— begin —

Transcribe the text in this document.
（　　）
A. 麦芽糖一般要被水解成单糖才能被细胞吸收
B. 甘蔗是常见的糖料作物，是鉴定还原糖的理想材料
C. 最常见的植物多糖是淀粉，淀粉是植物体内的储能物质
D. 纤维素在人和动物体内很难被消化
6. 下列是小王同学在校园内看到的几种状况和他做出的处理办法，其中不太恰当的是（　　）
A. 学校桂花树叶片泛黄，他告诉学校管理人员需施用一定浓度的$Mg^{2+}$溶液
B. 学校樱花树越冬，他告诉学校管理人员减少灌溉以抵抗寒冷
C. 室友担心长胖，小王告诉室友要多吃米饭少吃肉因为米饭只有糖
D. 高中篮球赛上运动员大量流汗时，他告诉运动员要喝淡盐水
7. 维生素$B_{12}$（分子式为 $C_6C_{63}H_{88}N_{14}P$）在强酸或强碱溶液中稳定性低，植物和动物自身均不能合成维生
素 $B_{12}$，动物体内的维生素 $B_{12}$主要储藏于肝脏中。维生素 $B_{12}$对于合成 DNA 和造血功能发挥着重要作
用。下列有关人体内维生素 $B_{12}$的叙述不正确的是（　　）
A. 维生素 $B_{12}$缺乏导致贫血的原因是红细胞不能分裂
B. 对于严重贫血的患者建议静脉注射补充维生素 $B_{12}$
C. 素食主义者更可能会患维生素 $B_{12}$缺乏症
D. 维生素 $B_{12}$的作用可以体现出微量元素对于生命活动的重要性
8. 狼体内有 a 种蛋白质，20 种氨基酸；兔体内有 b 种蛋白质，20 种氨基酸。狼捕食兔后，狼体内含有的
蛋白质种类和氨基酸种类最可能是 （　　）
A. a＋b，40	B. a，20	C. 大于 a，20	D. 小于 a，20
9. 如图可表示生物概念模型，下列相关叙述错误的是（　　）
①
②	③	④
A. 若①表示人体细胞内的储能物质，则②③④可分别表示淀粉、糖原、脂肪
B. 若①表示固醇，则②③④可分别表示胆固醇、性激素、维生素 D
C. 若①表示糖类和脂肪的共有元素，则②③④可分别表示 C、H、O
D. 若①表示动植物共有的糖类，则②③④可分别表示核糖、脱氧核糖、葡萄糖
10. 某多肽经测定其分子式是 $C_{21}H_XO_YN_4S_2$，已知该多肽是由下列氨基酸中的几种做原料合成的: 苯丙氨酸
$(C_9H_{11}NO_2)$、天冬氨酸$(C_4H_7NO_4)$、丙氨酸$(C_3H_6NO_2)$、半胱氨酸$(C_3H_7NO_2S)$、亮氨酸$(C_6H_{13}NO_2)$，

— end —

- _Set exercise_:
Restate each record exactly as written.

- _Task response_:
Transcribe the text in this document.
（　　）
A. 麦芽糖一般要被水解成单糖才能被细胞吸收
B. 甘蔗是常见的糖料作物，是鉴定还原糖的理想材料
C. 最常见的植物多糖是淀粉，淀粉是植物体内的储能物质
D. 纤维素在人和动物体内很难被消化
6. 下列是小王同学在校园内看到的几种状况和他做出的处理办法，其中不太恰当的是（　　）
A. 学校桂花树叶片泛黄，他告诉学校管理人员需施用一定浓度的$Mg^{2+}$溶液
B. 学校樱花树越冬，他告诉学校管理人员减少灌溉以抵抗寒冷
C. 室友担心长胖，小王告诉室友要多吃米饭少吃肉因为米饭只有糖
D. 高中篮球赛上运动员大量流汗时，他告诉运动员要喝淡盐水
7. 维生素$B_{12}$（分子式为 $C_6C_{63}H_{88}N_{14}P$）在强酸或强碱溶液中稳定性低，植物和动物自身均不能合成维生
素 $B_{12}$，动物体内的维生素 $B_{12}$主要储藏于肝脏中。维生素 $B_{12}$对于合成 DNA 和造血功能发挥着重要作
用。下列有关人体内维生素 $B_{12}$的叙述不正确的是（　　）
A. 维生素 $B_{12}$缺乏导致贫血的原因是红细胞不能分裂
B. 对于严重贫血的患者建议静脉注射补充维生素 $B_{12}$
C. 素食主义者更可能会患维生素 $B_{12}$缺乏症
D. 维生素 $B_{12}$的作用可以体现出微量元素对于生命活动的重要性
8. 狼体内有 a 种蛋白质，20 种氨基酸；兔体内有 b 种蛋白质，20 种氨基酸。狼捕食兔后，狼体内含有的
蛋白质种类和氨基酸种类最可能是 （　　）
A. a＋b，40	B. a，20	C. 大于 a，20	D. 小于 a，20
9. 如图可表示生物概念模型，下列相关叙述错误的是（　　）
①
②	③	④
A. 若①表示人体细胞内的储能物质，则②③④可分别表示淀粉、糖原、脂肪
B. 若①表示固醇，则②③④可分别表示胆固醇、性激素、维生素 D
C. 若①表示糖类和脂肪的共有元素，则②③④可分别表示 C、H、O
D. 若①表示动植物共有的糖类，则②③④可分别表示核糖、脱氧核糖、葡萄糖
10. 某多肽经测定其分子式是 $C_{21}H_XO_YN_4S_2$，已知该多肽是由下列氨基酸中的几种做原料合成的: 苯丙氨酸
$(C_9H_{11}NO_2)$、天冬氨酸$(C_4H_7NO_4)$、丙氨酸$(C_3H_6NO_2)$、半胱氨酸$(C_3H_7NO_2S)$、亮氨酸$(C_6H_{13}NO_2)$，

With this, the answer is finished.